===== TASK INPUTS =====

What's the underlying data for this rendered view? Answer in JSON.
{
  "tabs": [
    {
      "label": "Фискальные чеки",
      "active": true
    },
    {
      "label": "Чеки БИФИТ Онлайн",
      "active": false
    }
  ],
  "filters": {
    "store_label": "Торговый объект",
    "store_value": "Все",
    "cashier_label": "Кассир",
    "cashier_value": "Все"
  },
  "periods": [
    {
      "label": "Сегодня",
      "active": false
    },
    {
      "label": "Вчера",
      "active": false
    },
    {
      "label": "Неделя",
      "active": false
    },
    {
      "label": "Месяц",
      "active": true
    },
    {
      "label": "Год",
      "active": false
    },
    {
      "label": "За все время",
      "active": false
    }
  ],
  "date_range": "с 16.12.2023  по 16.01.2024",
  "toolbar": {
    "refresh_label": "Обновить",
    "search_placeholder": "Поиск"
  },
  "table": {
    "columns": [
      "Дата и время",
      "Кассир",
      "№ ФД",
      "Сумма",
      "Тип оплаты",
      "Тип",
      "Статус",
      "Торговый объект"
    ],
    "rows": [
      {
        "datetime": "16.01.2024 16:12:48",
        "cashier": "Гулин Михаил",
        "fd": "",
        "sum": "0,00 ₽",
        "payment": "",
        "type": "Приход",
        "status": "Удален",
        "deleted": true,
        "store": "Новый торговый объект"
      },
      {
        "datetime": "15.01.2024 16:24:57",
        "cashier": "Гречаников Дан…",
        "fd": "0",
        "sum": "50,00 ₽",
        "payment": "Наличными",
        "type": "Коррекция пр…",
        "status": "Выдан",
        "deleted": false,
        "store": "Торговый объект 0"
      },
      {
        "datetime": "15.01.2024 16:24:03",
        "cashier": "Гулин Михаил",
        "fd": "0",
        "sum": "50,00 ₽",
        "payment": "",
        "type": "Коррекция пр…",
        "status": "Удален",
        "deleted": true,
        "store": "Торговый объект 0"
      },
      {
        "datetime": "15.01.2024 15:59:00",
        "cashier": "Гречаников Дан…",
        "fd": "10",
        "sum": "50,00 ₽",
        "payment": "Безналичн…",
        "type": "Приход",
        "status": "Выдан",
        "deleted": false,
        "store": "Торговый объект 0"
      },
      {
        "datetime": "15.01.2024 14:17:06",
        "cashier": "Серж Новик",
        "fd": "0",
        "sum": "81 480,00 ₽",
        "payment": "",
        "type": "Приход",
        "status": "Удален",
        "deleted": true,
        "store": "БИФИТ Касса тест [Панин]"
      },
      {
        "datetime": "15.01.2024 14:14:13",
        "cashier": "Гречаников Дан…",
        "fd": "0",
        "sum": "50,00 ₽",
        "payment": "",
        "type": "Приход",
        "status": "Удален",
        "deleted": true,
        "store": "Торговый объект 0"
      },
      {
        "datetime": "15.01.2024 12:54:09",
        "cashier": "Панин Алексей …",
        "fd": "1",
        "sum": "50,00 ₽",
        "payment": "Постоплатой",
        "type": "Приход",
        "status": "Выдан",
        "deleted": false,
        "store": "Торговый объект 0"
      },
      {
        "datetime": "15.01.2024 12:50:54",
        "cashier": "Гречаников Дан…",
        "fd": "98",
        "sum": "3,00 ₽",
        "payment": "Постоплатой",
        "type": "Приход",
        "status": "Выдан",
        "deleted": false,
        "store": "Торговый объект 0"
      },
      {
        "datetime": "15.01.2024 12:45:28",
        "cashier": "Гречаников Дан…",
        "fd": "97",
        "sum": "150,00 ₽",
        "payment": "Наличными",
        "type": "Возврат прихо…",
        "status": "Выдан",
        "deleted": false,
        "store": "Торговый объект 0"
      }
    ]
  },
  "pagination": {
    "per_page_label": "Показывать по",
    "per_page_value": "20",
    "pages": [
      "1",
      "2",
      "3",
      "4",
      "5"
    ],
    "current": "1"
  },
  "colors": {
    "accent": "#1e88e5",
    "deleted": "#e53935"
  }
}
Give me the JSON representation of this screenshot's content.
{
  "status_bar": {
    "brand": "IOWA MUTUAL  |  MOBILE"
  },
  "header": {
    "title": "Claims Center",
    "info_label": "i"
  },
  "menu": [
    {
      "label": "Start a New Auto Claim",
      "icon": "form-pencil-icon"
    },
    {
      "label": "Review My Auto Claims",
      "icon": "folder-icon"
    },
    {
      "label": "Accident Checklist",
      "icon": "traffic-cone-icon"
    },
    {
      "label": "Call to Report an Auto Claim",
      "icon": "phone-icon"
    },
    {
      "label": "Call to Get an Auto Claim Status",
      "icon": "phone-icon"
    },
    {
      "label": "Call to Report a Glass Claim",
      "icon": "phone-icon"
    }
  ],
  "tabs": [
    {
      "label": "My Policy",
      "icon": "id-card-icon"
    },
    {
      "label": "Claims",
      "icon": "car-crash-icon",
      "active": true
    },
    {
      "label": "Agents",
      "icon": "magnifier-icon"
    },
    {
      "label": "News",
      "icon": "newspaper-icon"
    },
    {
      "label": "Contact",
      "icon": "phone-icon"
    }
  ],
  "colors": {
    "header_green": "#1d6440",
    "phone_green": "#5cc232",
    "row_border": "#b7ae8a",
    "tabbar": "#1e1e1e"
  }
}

=====

* PROBLEM *
Exactly as written above, please repeat the entries.

* ANSWER FOR THIS EXERCISE *
What's the underlying data for this rendered view? Answer in JSON.
{
  "tabs": [
    {
      "label": "Фискальные чеки",
      "active": true
    },
    {
      "label": "Чеки БИФИТ Онлайн",
      "active": false
    }
  ],
  "filters": {
    "store_label": "Торговый объект",
    "store_value": "Все",
    "cashier_label": "Кассир",
    "cashier_value": "Все"
  },
  "periods": [
    {
      "label": "Сегодня",
      "active": false
    },
    {
      "label": "Вчера",
      "active": false
    },
    {
      "label": "Неделя",
      "active": false
    },
    {
      "label": "Месяц",
      "active": true
    },
    {
      "label": "Год",
      "active": false
    },
    {
      "label": "За все время",
      "active": false
    }
  ],
  "date_range": "с 16.12.2023  по 16.01.2024",
  "toolbar": {
    "refresh_label": "Обновить",
    "search_placeholder": "Поиск"
  },
  "table": {
    "columns": [
      "Дата и время",
      "Кассир",
      "№ ФД",
      "Сумма",
      "Тип оплаты",
      "Тип",
      "Статус",
      "Торговый объект"
    ],
    "rows": [
      {
        "datetime": "16.01.2024 16:12:48",
        "cashier": "Гулин Михаил",
        "fd": "",
        "sum": "0,00 ₽",
        "payment": "",
        "type": "Приход",
        "status": "Удален",
        "deleted": true,
        "store": "Новый торговый объект"
      },
      {
        "datetime": "15.01.2024 16:24:57",
        "cashier": "Гречаников Дан…",
        "fd": "0",
        "sum": "50,00 ₽",
        "payment": "Наличными",
        "type": "Коррекция пр…",
        "status": "Выдан",
        "deleted": false,
        "store": "Торговый объект 0"
      },
      {
        "datetime": "15.01.2024 16:24:03",
        "cashier": "Гулин Михаил",
        "fd": "0",
        "sum": "50,00 ₽",
        "payment": "",
        "type": "Коррекция пр…",
        "status": "Удален",
        "deleted": true,
        "store": "Торговый объект 0"
      },
      {
        "datetime": "15.01.2024 15:59:00",
        "cashier": "Гречаников Дан…",
        "fd": "10",
        "sum": "50,00 ₽",
        "payment": "Безналичн…",
        "type": "Приход",
        "status": "Выдан",
        "deleted": false,
        "store": "Торговый объект 0"
      },
      {
        "datetime": "15.01.2024 14:17:06",
        "cashier": "Серж Новик",
        "fd": "0",
        "sum": "81 480,00 ₽",
        "payment": "",
        "type": "Приход",
        "status": "Удален",
        "deleted": true,
        "store": "БИФИТ Касса тест [Панин]"
      },
      {
        "datetime": "15.01.2024 14:14:13",
        "cashier": "Гречаников Дан…",
        "fd": "0",
        "sum": "50,00 ₽",
        "payment": "",
        "type": "Приход",
        "status": "Удален",
        "deleted": true,
        "store": "Торговый объект 0"
      },
      {
        "datetime": "15.01.2024 12:54:09",
        "cashier": "Панин Алексей …",
        "fd": "1",
        "sum": "50,00 ₽",
        "payment": "Постоплатой",
        "type": "Приход",
        "status": "Выдан",
        "deleted": false,
        "store": "Торговый объект 0"
      },
      {
        "datetime": "15.01.2024 12:50:54",
        "cashier": "Гречаников Дан…",
        "fd": "98",
        "sum": "3,00 ₽",
        "payment": "Постоплатой",
        "type": "Приход",
        "status": "Выдан",
        "deleted": false,
        "store": "Торговый объект 0"
      },
      {
        "datetime": "15.01.2024 12:45:28",
        "cashier": "Гречаников Дан…",
        "fd": "97",
        "sum": "150,00 ₽",
        "payment": "Наличными",
        "type": "Возврат прихо…",
        "status": "Выдан",
        "deleted": false,
        "store": "Торговый объект 0"
      }
    ]
  },
  "pagination": {
    "per_page_label": "Показывать по",
    "per_page_value": "20",
    "pages": [
      "1",
      "2",
      "3",
      "4",
      "5"
    ],
    "current": "1"
  },
  "colors": {
    "accent": "#1e88e5",
    "deleted": "#e53935"
  }
}
Give me the JSON representation of this screenshot's content.
{
  "status_bar": {
    "brand": "IOWA MUTUAL  |  MOBILE"
  },
  "header": {
    "title": "Claims Center",
    "info_label": "i"
  },
  "menu": [
    {
      "label": "Start a New Auto Claim",
      "icon": "form-pencil-icon"
    },
    {
      "label": "Review My Auto Claims",
      "icon": "folder-icon"
    },
    {
      "label": "Accident Checklist",
      "icon": "traffic-cone-icon"
    },
    {
      "label": "Call to Report an Auto Claim",
      "icon": "phone-icon"
    },
    {
      "label": "Call to Get an Auto Claim Status",
      "icon": "phone-icon"
    },
    {
      "label": "Call to Report a Glass Claim",
      "icon": "phone-icon"
    }
  ],
  "tabs": [
    {
      "label": "My Policy",
      "icon": "id-card-icon"
    },
    {
      "label": "Claims",
      "icon": "car-crash-icon",
      "active": true
    },
    {
      "label": "Agents",
      "icon": "magnifier-icon"
    },
    {
      "label": "News",
      "icon": "newspaper-icon"
    },
    {
      "label": "Contact",
      "icon": "phone-icon"
    }
  ],
  "colors": {
    "header_green": "#1d6440",
    "phone_green": "#5cc232",
    "row_border": "#b7ae8a",
    "tabbar": "#1e1e1e"
  }
}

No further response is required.